• Exercise: Every record must be written out once more, with nothing added or omitted.
==*==
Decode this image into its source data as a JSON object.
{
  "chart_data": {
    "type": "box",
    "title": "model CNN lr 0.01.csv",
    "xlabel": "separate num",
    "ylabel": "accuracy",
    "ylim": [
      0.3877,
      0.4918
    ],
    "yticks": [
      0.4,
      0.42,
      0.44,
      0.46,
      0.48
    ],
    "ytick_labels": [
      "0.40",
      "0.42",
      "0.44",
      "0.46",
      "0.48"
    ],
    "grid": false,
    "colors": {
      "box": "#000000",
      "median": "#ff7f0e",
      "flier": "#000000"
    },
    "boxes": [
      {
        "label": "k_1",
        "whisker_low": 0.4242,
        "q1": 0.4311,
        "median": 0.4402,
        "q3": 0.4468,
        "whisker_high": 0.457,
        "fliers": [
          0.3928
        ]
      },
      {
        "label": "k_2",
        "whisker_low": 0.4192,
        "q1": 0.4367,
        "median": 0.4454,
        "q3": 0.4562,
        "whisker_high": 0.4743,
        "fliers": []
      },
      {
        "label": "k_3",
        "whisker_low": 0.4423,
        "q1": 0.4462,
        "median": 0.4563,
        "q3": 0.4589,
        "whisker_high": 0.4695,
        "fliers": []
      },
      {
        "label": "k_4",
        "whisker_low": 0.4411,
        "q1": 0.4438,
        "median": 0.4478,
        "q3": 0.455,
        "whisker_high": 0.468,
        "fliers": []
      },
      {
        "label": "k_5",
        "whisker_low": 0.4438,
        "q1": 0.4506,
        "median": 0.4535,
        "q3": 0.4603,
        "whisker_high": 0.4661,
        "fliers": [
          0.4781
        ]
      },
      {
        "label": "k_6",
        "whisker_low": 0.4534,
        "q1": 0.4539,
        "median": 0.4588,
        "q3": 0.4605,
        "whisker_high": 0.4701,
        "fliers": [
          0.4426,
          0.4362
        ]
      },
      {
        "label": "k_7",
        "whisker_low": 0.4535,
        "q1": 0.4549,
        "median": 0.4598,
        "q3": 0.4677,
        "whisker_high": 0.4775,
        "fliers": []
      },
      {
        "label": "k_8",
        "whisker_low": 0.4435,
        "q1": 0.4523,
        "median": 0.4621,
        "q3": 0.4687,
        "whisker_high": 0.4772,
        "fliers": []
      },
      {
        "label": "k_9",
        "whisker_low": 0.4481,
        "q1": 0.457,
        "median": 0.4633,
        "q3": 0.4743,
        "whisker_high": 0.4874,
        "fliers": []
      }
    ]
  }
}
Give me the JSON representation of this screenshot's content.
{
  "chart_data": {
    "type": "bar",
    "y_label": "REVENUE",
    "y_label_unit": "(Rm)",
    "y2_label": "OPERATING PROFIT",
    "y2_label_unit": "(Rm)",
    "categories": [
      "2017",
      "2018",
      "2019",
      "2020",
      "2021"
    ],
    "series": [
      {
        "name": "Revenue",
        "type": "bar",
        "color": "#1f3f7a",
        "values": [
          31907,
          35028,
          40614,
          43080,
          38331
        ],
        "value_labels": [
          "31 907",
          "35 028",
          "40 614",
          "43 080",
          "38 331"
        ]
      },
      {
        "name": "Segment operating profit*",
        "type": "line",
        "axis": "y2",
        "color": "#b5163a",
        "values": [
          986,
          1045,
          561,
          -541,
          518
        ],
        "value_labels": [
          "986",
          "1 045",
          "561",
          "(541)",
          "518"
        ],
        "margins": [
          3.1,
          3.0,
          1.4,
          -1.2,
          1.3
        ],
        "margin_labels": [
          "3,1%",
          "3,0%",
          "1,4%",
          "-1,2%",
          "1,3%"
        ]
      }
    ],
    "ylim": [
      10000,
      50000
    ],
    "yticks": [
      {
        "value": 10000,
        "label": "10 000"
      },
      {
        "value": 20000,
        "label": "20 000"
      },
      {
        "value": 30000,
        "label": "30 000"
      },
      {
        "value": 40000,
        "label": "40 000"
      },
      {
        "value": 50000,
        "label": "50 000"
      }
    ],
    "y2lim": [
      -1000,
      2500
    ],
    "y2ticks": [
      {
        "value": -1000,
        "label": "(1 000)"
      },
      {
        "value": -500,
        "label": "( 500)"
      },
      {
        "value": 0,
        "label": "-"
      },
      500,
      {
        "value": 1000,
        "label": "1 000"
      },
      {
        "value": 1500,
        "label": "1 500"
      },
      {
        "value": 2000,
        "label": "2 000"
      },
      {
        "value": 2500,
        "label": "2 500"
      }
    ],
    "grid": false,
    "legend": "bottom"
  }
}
==*==
• Exercise response:
Decode this image into its source data as a JSON object.
{
  "chart_data": {
    "type": "box",
    "title": "model CNN lr 0.01.csv",
    "xlabel": "separate num",
    "ylabel": "accuracy",
    "ylim": [
      0.3877,
      0.4918
    ],
    "yticks": [
      0.4,
      0.42,
      0.44,
      0.46,
      0.48
    ],
    "ytick_labels": [
      "0.40",
      "0.42",
      "0.44",
      "0.46",
      "0.48"
    ],
    "grid": false,
    "colors": {
      "box": "#000000",
      "median": "#ff7f0e",
      "flier": "#000000"
    },
    "boxes": [
      {
        "label": "k_1",
        "whisker_low": 0.4242,
        "q1": 0.4311,
        "median": 0.4402,
        "q3": 0.4468,
        "whisker_high": 0.457,
        "fliers": [
          0.3928
        ]
      },
      {
        "label": "k_2",
        "whisker_low": 0.4192,
        "q1": 0.4367,
        "median": 0.4454,
        "q3": 0.4562,
        "whisker_high": 0.4743,
        "fliers": []
      },
      {
        "label": "k_3",
        "whisker_low": 0.4423,
        "q1": 0.4462,
        "median": 0.4563,
        "q3": 0.4589,
        "whisker_high": 0.4695,
        "fliers": []
      },
      {
        "label": "k_4",
        "whisker_low": 0.4411,
        "q1": 0.4438,
        "median": 0.4478,
        "q3": 0.455,
        "whisker_high": 0.468,
        "fliers": []
      },
      {
        "label": "k_5",
        "whisker_low": 0.4438,
        "q1": 0.4506,
        "median": 0.4535,
        "q3": 0.4603,
        "whisker_high": 0.4661,
        "fliers": [
          0.4781
        ]
      },
      {
        "label": "k_6",
        "whisker_low": 0.4534,
        "q1": 0.4539,
        "median": 0.4588,
        "q3": 0.4605,
        "whisker_high": 0.4701,
        "fliers": [
          0.4426,
          0.4362
        ]
      },
      {
        "label": "k_7",
        "whisker_low": 0.4535,
        "q1": 0.4549,
        "median": 0.4598,
        "q3": 0.4677,
        "whisker_high": 0.4775,
        "fliers": []
      },
      {
        "label": "k_8",
        "whisker_low": 0.4435,
        "q1": 0.4523,
        "median": 0.4621,
        "q3": 0.4687,
        "whisker_high": 0.4772,
        "fliers": []
      },
      {
        "label": "k_9",
        "whisker_low": 0.4481,
        "q1": 0.457,
        "median": 0.4633,
        "q3": 0.4743,
        "whisker_high": 0.4874,
        "fliers": []
      }
    ]
  }
}
Give me the JSON representation of this screenshot's content.
{
  "chart_data": {
    "type": "bar",
    "y_label": "REVENUE",
    "y_label_unit": "(Rm)",
    "y2_label": "OPERATING PROFIT",
    "y2_label_unit": "(Rm)",
    "categories": [
      "2017",
      "2018",
      "2019",
      "2020",
      "2021"
    ],
    "series": [
      {
        "name": "Revenue",
        "type": "bar",
        "color": "#1f3f7a",
        "values": [
          31907,
          35028,
          40614,
          43080,
          38331
        ],
        "value_labels": [
          "31 907",
          "35 028",
          "40 614",
          "43 080",
          "38 331"
        ]
      },
      {
        "name": "Segment operating profit*",
        "type": "line",
        "axis": "y2",
        "color": "#b5163a",
        "values": [
          986,
          1045,
          561,
          -541,
          518
        ],
        "value_labels": [
          "986",
          "1 045",
          "561",
          "(541)",
          "518"
        ],
        "margins": [
          3.1,
          3.0,
          1.4,
          -1.2,
          1.3
        ],
        "margin_labels": [
          "3,1%",
          "3,0%",
          "1,4%",
          "-1,2%",
          "1,3%"
        ]
      }
    ],
    "ylim": [
      10000,
      50000
    ],
    "yticks": [
      {
        "value": 10000,
        "label": "10 000"
      },
      {
        "value": 20000,
        "label": "20 000"
      },
      {
        "value": 30000,
        "label": "30 000"
      },
      {
        "value": 40000,
        "label": "40 000"
      },
      {
        "value": 50000,
        "label": "50 000"
      }
    ],
    "y2lim": [
      -1000,
      2500
    ],
    "y2ticks": [
      {
        "value": -1000,
        "label": "(1 000)"
      },
      {
        "value": -500,
        "label": "( 500)"
      },
      {
        "value": 0,
        "label": "-"
      },
      500,
      {
        "value": 1000,
        "label": "1 000"
      },
      {
        "value": 1500,
        "label": "1 500"
      },
      {
        "value": 2000,
        "label": "2 000"
      },
      {
        "value": 2500,
        "label": "2 500"
      }
    ],
    "grid": false,
    "legend": "bottom"
  }
}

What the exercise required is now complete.